(Data entries)
* Start *

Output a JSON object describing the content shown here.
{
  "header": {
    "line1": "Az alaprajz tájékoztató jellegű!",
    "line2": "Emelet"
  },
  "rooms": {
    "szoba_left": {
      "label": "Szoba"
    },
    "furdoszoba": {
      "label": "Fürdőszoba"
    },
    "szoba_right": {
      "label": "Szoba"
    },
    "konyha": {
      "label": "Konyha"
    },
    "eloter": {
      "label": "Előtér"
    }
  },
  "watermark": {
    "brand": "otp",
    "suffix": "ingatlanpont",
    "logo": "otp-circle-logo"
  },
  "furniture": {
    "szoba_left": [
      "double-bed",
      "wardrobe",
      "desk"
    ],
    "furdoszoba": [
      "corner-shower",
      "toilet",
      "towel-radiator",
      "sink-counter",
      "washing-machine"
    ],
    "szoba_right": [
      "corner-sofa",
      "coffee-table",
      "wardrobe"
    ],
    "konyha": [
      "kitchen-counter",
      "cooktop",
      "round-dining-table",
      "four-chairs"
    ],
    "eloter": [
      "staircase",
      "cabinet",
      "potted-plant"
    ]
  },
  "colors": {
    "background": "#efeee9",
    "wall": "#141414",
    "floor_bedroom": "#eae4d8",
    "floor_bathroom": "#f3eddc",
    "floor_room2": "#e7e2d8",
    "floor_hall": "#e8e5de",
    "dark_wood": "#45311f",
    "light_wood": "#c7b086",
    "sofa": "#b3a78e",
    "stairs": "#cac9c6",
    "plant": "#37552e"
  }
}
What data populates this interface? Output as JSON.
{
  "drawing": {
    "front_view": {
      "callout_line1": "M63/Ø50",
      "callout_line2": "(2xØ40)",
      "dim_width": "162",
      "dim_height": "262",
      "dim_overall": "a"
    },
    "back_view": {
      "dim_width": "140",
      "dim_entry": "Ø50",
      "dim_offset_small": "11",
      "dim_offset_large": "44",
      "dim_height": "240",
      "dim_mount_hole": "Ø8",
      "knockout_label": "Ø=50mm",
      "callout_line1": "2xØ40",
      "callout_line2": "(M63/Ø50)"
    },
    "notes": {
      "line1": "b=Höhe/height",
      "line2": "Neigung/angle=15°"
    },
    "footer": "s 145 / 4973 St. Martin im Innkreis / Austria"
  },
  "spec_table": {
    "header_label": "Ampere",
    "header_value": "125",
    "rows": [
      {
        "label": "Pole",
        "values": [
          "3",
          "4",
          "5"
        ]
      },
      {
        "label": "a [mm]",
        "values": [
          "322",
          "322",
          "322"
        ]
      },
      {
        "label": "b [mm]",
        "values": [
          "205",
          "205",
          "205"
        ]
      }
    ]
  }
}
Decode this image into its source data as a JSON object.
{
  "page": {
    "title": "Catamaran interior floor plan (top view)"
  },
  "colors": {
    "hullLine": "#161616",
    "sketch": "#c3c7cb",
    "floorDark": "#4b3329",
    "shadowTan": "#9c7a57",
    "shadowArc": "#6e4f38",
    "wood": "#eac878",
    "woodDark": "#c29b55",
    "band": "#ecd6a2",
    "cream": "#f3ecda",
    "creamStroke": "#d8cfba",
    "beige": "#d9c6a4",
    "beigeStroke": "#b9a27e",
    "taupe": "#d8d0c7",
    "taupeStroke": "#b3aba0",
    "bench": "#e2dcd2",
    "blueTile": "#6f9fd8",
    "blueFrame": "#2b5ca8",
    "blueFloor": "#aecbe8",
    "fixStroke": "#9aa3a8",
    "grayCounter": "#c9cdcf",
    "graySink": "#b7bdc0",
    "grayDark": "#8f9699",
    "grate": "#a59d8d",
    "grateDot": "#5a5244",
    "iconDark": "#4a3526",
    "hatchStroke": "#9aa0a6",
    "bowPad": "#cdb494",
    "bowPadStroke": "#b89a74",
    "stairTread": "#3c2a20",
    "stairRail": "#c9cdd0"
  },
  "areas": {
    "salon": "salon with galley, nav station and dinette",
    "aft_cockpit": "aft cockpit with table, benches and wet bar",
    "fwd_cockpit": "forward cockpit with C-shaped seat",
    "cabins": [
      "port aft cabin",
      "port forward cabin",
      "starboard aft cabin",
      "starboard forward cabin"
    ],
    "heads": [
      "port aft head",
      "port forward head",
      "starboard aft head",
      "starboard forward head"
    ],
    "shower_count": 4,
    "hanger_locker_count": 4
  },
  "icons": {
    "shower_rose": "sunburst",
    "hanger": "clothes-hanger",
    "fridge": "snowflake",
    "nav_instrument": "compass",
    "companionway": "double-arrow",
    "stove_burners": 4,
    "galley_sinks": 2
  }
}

* End *

Stated problem >> Nothing but a number is needed here: how many lines hold the string "starboard"?

Solution to this problem >> 4